- **Texto**
==========
MPF no Rio de Janeiro entra com ação contra misoginia na rede Facebook

Ação pede retirada de comentários discriminatórios e medidas de promoção da igualdade de gênero

O Ministério Público Federal (MPF) no Rio de Janeiro entrou com ação civil pública contra a empresa Facebook Serviços Online do Brasil, responsável no país pela mídia social Facebook, em razão da manutenção de diversos comentários discriminatórios contra as mulheres em página do serviço. A ação, proposta pela Procuradoria Regional dos Direitos do Cidadão, pede, além da retirada dos comentários ofensivos, a adoção de providências voltadas a cumprir as Convenções da ONU.

Os conteúdos discriminatórios identificados pelo MPF foram postados em resposta à enquete lançada por um usuário do serviço, indagando a idade em que as mulheres teriam “perdido a virgindade”. A empresa foi oficiada formalmente a se manifestar sobre a manutenção das publicações, e afirmou que “contatou os operadores do site Facebook (…) os quais afirmaram que os conteúdos e respectivos comentários não violam os Termos de Serviço e Padrões de Comunidade do Facebook, razão pela qual estão ativos na plataforma e não foram adotadas providências administrativas em relação a eles (…)”.

Dentre os conteúdos identificados como discriminatórios encontram-se os seguintes: “Mulher hoje tá igual seriguela. Difícil achar uma no ponto que já não esteja bichada”; “Mundo transformou elas em vagabundas em troca de ‘liberdade’; “Por isso que mulher não vale nenhum sacrifício do homem, elas que se sacrifiquem por nós”; “E o pior é que a maioria delas consegue um Zé Ruela para servir de hospedeiro… Eternas parasitas”; “Mulheres assim estão em todos os lugares a cada esquina e quiçá ganhando espaço na mídia”; “Pqp, eis que você ainda procura a mulher honrada?”

A ação do MPF argumenta que tais comentários, “mantidos com o conhecimento e consentimento da empresa”, violam dispositivos das Convenções da ONU sobre a eliminação de todas as formas de discriminação contra a mulher (1979), e da OEA, para prevenir, punir e erradicar a violência contra a mulher (“Convenção De Belém Do Pará”, 1994).
==========
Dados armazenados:

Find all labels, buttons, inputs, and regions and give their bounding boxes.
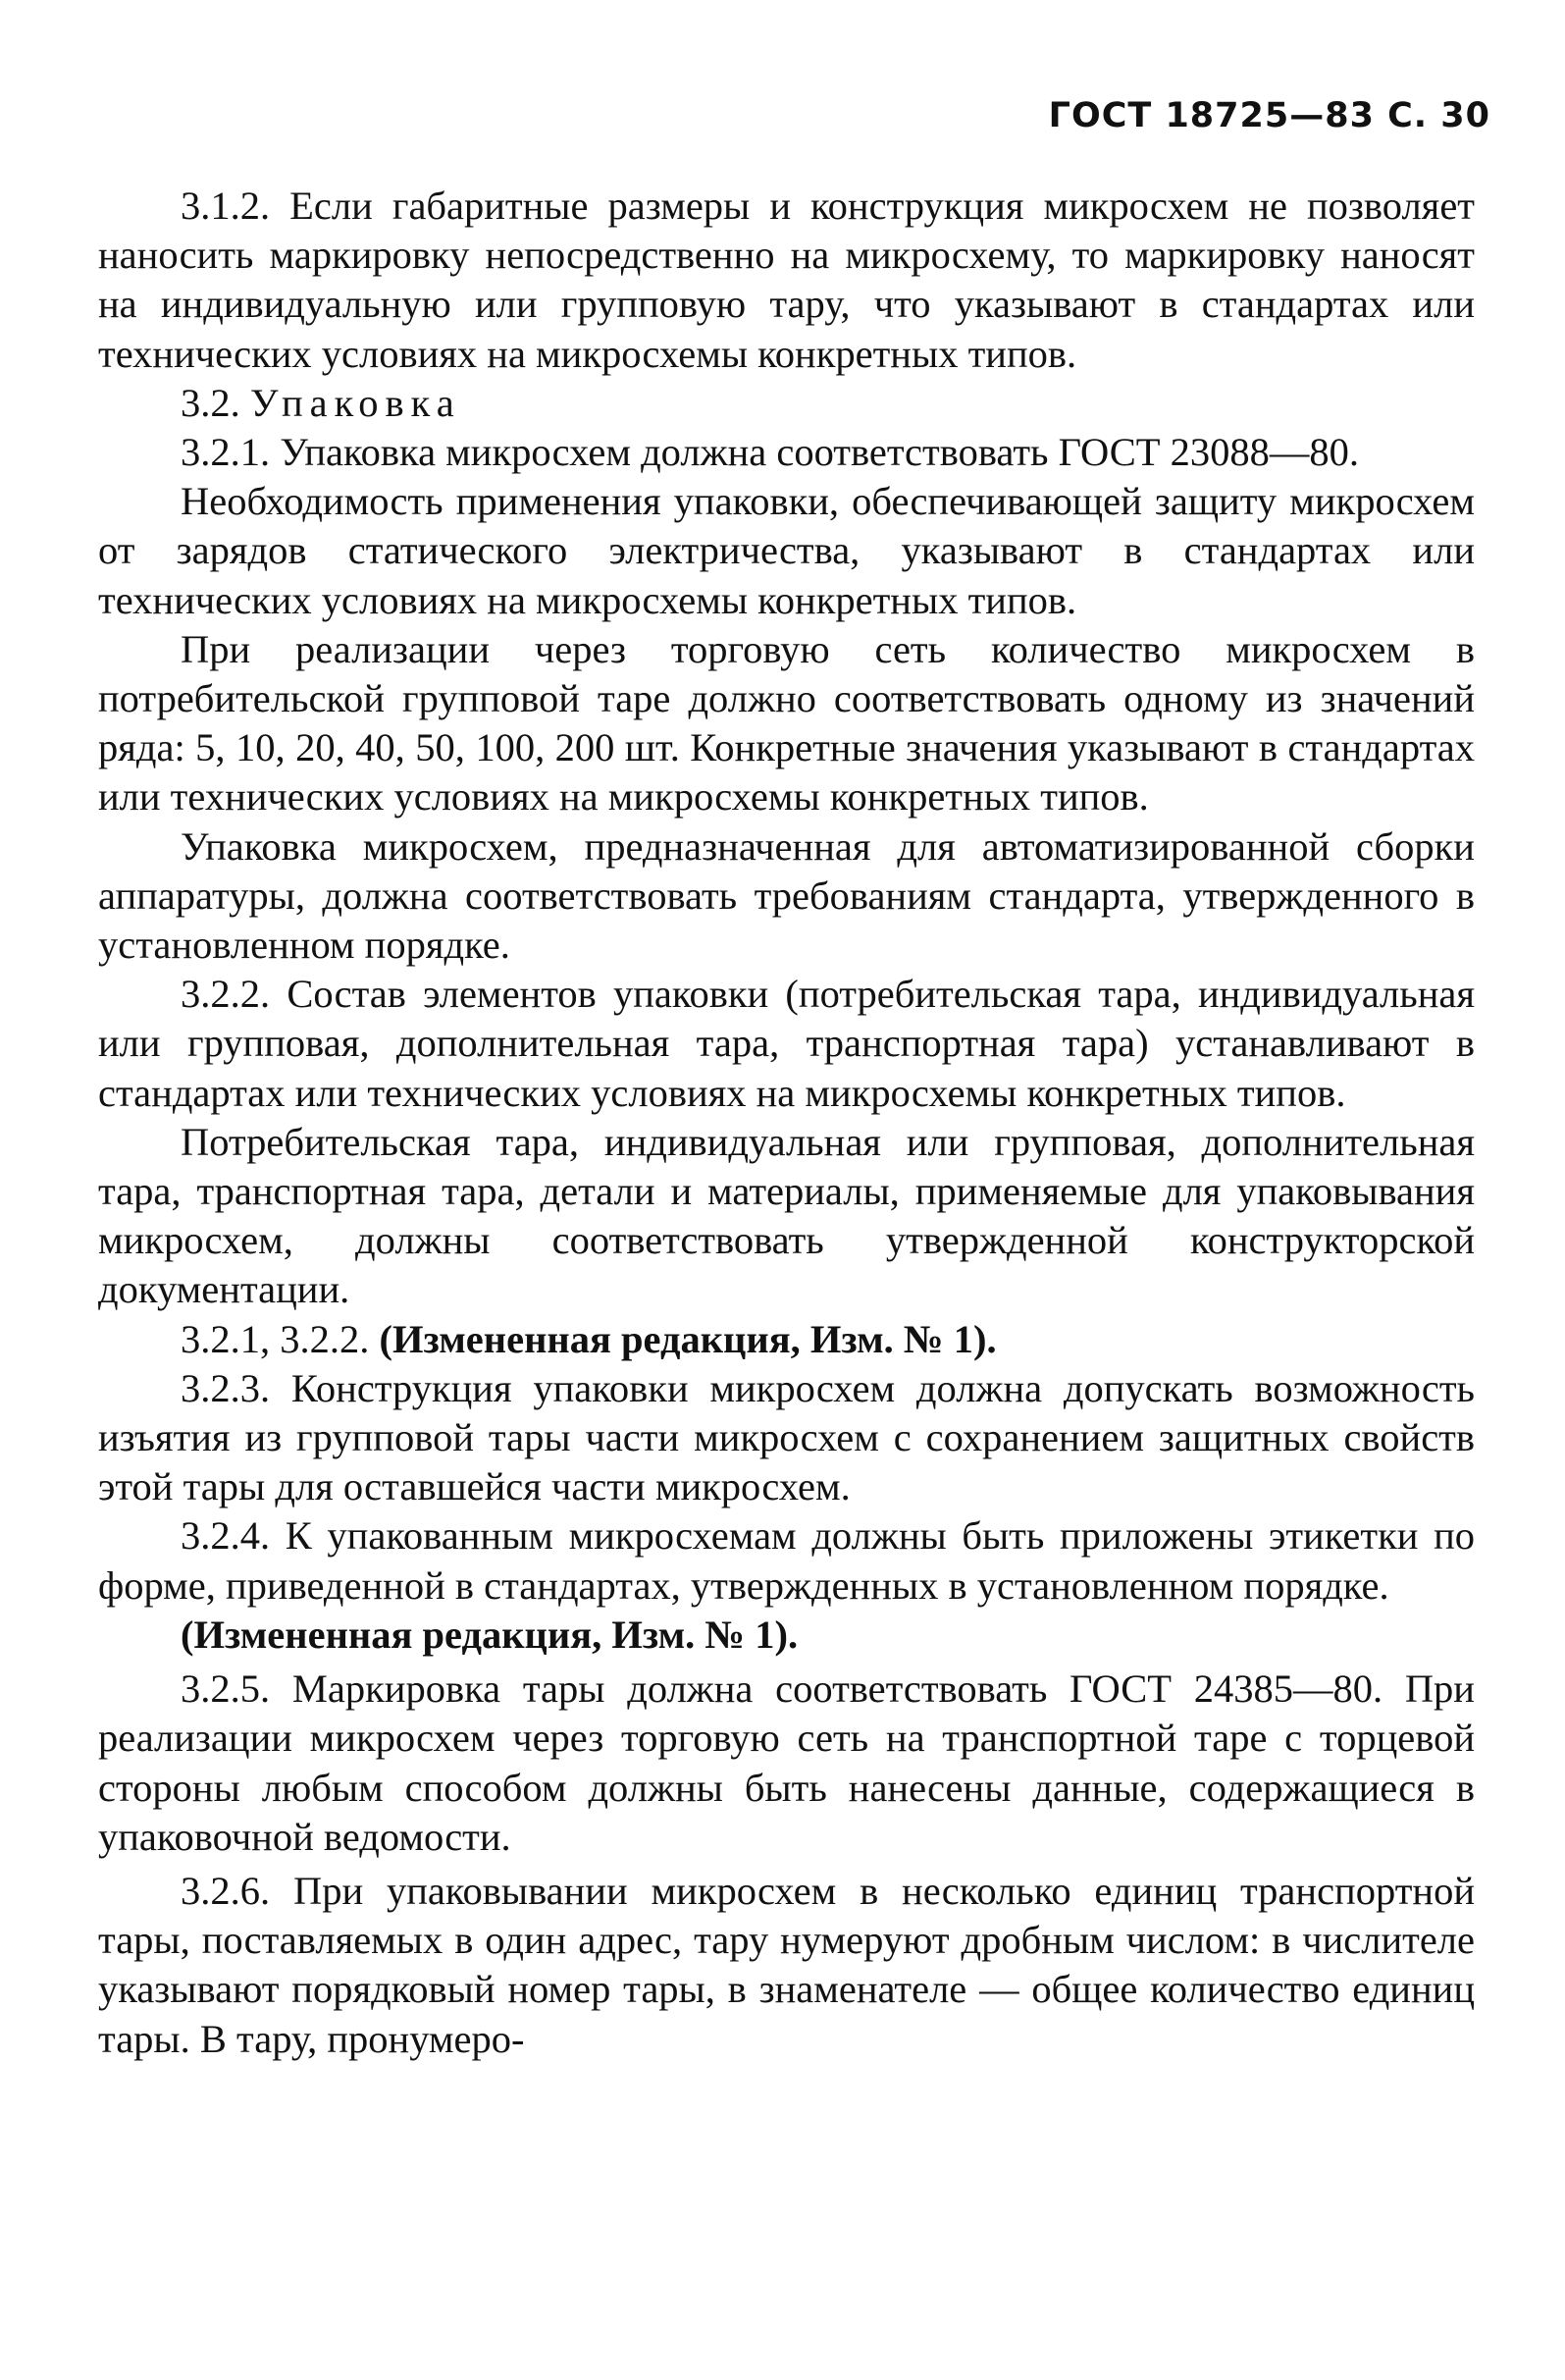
paragraph-consumer-packaging: Потребительская тара, индивидуальная или групповая, дополнительная тара, транспортная тара, детали и материалы, применяемые для упаковывания микросхем, должны соответствовать утвержденной конструкторской документации. xyxy=(98,1119,1475,1312)
paragraph-3-2-6: 3.2.6. При упаковывании микросхем в несколько единиц транспортной тары, поставляемых в один адрес, тару нумеруют дробным числом: в числителе указывают порядковый номер тары, в знаменателе — общее количество единиц тары. В тару, пронумеро- xyxy=(98,1868,1475,2061)
section-number: 3.2. xyxy=(181,380,240,425)
amendment-text: (Измененная редакция, Изм. № 1). xyxy=(379,1316,997,1361)
amendment-note-1 xyxy=(98,1315,1475,1364)
paragraph-3-2-4: 3.2.4. К упакованным микросхемам должны быть приложены этикетки по форме, приведенной в стандартах, утвержденных в установленном порядке. xyxy=(98,1513,1475,1608)
paragraph-3-2-2: 3.2.2. Состав элементов упаковки (потребительская тара, индивидуальная или групповая, дополнительная тара, транспортная тара) устанавливают в стандартах или технических условиях на микросхемы конкретных типов. xyxy=(98,972,1475,1115)
paragraph-3-2-5: 3.2.5. Маркировка тары должна соответствовать ГОСТ 24385—80. При реализации микросхем через торговую сеть на транспортной таре с торцевой стороны любым способом должны быть нанесены данные, содержащиеся в упаковочной ведомости. xyxy=(98,1666,1475,1859)
amendment-note-2: (Измененная редакция, Изм. № 1). xyxy=(181,1612,799,1657)
paragraph-3-2-1: 3.2.1. Упаковка микросхем должна соответствовать ГОСТ 23088—80. xyxy=(181,430,1360,475)
paragraph-automated-assembly: Упаковка микросхем, предназначенная для автоматизированной сборки аппаратуры, должна соответствовать требованиям стандарта, утвержденного в установленном порядке. xyxy=(98,823,1475,968)
paragraph-static-protection: Необходимость применения упаковки, обеспечивающей защиту микросхем от зарядов статического электричества, указывают в стандартах или технических условиях на микросхемы конкретных типов. xyxy=(98,479,1475,622)
paragraph-retail-quantity: При реализации через торговую сеть количество микросхем в потребительской групповой таре должно соответствовать одному из значений ряда: 5, 10, 20, 40, 50, 100, 200 шт. Конкретные значения указывают в стандартах или технических условиях на микросхемы конкретных типов. xyxy=(98,626,1475,820)
paragraph-3-1-2: 3.1.2. Если габаритные размеры и конструкция микросхем не позволяет наносить маркировку непосредственно на микросхему, то маркировку наносят на индивидуальную или групповую тару, что указывают в стандартах или технических условиях на микросхемы конкретных типов. xyxy=(98,184,1475,376)
section-title: Упаковка xyxy=(249,380,461,425)
document-body xyxy=(98,182,1475,2064)
paragraph-3-2-3: 3.2.3. Конструкция упаковки микросхем должна допускать возможность изъятия из групповой тары части микросхем с сохранением защитных свойств этой тары для оставшейся части микросхем. xyxy=(98,1365,1475,1509)
amendment-clauses: 3.2.1, 3.2.2. xyxy=(181,1316,370,1361)
section-heading-3-2 xyxy=(98,379,1475,428)
page-header: ГОСТ 18725—83 С. 30 xyxy=(1048,96,1490,135)
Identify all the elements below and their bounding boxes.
==========
- **Instruções**
**1.** Relacione os órgãos públicos, as empresas e os organismos internacionais citados na notícia sobre a ação do MPF contra o Facebook.
**2.** Redija a continuação da notícia sobre a ação do MPF contra o Facebook, a partir do último parágrafo apresentado.
Os dados acima não guardam relação alguma com a notícia.

- **Respostas**
**1.**
- Ministério Público Federal (MPF)
- Facebook Serviços Online do Brasil
- Procuradoria Regional dos Direitos do Cidadão
- ONU
- OEA

**2.**
Nos termos do artigo 1º da Convenção da ONU, considera-se discriminação contra a mulher “toda a distinção baseada no sexo que tenha por objeto ou resultado prejudicar ou anular o reconhecimento, gozo ou exercício pela mulher dos direitos humanos e liberdades fundamentais nos campos político, econômico, social, cultural e civil ou em qualquer outro campo”.

Segundo a mesma Convenção, compete aos Estados que assinaram o tratado “tomar as medidas apropriadas para eliminar a discriminação contra a mulher praticada por qualquer pessoa, organização ou empresa”, inclusive no que se refere à “modificação dos padrões socioculturais de conduta de homens e mulheres, com vistas a alcançar a eliminação dos preconceitos e práticas consuetudinárias e de qualquer outra índole que estejam baseados na ideia da inferioridade ou superioridade de qualquer dos sexos ou em funções estereotipadas de homens e mulheres”.

A Convenção de Belém do Pará, por sua vez, garante o direito da mulher “a ser livre de todas as formas de discriminação”; e “a ser valorizada e educada livre de padrões estereotipados de comportamento e costumes sociais e culturais baseados em conceitos de inferioridade ou subordinação”.

Na ação, o MPF pede, com fundamento na Lei do Marco Civil da Internet (Lei 12.965/14), que a Justiça Federal determine à empresa a remoção do conteúdo ilícito, e também o atendimento das seguintes medidas: a) modificar seus regulamentos vigentes no território brasileiro e práticas consuetudinárias que respaldam a persistência e a tolerância da violência contra a mulher em conteúdos postados por brasileiros ou em território nacional, no serviço Facebook; b) estabelecer mecanismos internos necessários para assegurar que a mulher sujeitada a violência cometida por meio do serviço Facebook em território nacional seja rapidamente assistida pela empresa Ré; c) adotar medidas específicas, inclusive programas destinados a promover o conhecimento e a observância do direito da mulher a uma vida livre de violência e o direito da mulher a que se respeitem e protejam seus direitos humanos; d) desenvolver campanhas voltadas a combater preconceitos e costumes e todas as outras práticas baseadas na premissa da inferioridade ou superioridade de qualquer dos gêneros ou nos papéis estereotipados para o homem e a mulher, que legitimem ou exacerbem a violência contra a mulher.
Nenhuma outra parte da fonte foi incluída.